**What you have to do:**
In the listing below, find every line with the string "Международный" and pull it out.
━━━━━━
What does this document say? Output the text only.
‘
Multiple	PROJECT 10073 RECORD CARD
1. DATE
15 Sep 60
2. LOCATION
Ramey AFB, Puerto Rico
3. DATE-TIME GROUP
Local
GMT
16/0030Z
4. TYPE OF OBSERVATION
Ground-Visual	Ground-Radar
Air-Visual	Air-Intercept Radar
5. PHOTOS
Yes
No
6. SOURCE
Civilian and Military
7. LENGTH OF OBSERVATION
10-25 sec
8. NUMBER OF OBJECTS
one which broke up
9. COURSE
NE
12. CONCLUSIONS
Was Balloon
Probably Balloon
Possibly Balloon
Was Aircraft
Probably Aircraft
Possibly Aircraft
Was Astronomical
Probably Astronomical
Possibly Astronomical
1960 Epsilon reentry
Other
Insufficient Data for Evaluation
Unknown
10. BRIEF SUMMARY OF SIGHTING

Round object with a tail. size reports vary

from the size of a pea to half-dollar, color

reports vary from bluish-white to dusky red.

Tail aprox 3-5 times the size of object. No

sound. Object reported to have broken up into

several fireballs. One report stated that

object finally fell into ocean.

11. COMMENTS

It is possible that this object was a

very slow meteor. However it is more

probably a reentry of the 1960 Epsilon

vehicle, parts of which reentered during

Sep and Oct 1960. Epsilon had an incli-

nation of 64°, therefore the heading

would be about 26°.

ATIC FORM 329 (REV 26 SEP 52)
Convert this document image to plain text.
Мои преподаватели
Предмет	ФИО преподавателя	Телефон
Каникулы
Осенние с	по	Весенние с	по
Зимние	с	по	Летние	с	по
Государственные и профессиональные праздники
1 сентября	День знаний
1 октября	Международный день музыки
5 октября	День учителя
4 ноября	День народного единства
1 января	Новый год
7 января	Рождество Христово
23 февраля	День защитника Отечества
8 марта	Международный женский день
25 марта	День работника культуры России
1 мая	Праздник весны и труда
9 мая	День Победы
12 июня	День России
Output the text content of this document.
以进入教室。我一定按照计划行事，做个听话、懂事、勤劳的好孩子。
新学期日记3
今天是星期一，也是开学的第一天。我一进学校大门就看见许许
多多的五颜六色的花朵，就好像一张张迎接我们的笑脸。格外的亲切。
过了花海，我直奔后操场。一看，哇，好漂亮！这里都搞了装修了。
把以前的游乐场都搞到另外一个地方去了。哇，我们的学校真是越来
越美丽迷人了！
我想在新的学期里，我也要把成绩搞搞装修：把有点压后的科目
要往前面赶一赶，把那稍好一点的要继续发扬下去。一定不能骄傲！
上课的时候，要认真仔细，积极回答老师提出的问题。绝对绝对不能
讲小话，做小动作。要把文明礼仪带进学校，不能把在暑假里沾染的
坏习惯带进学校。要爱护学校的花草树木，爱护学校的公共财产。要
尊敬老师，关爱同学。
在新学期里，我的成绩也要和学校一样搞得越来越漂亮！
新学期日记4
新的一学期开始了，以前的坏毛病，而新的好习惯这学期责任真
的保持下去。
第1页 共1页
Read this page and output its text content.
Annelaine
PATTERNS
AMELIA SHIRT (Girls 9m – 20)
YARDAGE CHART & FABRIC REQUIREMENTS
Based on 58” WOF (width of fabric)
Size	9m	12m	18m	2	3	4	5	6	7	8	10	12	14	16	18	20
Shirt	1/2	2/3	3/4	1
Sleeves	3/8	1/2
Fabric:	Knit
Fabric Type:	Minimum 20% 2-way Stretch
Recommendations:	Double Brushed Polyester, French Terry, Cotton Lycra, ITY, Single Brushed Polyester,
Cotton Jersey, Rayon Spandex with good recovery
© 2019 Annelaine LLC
━━━━━━
**Response to this task:**
1 октября	Международный день музыки
8 марта	Международный женский день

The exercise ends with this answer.